SHORT EXERCISE ▸
Gather up every line from the entries below that uses the word "County".

Records about charts and figures:
>>>>>

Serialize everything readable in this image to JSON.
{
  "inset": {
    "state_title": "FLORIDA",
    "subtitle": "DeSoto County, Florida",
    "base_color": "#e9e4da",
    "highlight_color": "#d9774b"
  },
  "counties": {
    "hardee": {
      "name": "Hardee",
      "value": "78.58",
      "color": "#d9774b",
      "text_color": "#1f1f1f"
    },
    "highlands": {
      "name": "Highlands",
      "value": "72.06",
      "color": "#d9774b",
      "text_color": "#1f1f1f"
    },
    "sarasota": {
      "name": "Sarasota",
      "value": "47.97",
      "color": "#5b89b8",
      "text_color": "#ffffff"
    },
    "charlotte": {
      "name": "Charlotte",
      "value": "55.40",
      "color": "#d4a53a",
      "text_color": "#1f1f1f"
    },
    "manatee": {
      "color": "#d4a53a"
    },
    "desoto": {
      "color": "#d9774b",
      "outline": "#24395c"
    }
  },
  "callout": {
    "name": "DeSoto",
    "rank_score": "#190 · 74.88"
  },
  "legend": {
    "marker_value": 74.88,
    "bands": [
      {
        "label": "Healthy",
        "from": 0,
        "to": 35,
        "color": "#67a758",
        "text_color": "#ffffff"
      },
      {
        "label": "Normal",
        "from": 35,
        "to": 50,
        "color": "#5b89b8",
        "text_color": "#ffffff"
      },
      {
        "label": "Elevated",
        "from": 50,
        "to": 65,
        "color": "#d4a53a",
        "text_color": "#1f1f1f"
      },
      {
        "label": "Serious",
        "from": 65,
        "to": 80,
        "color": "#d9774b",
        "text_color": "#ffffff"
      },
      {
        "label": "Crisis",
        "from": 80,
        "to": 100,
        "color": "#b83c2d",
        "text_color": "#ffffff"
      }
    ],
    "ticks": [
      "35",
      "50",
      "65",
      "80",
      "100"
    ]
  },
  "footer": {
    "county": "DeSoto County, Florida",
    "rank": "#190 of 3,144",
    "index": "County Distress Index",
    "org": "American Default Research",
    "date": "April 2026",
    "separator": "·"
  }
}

<<<<<

ANSWER TO THIS PROBLEM ▸
    "subtitle": "DeSoto County, Florida",
    "county": "DeSoto County, Florida",
    "index": "County Distress Index",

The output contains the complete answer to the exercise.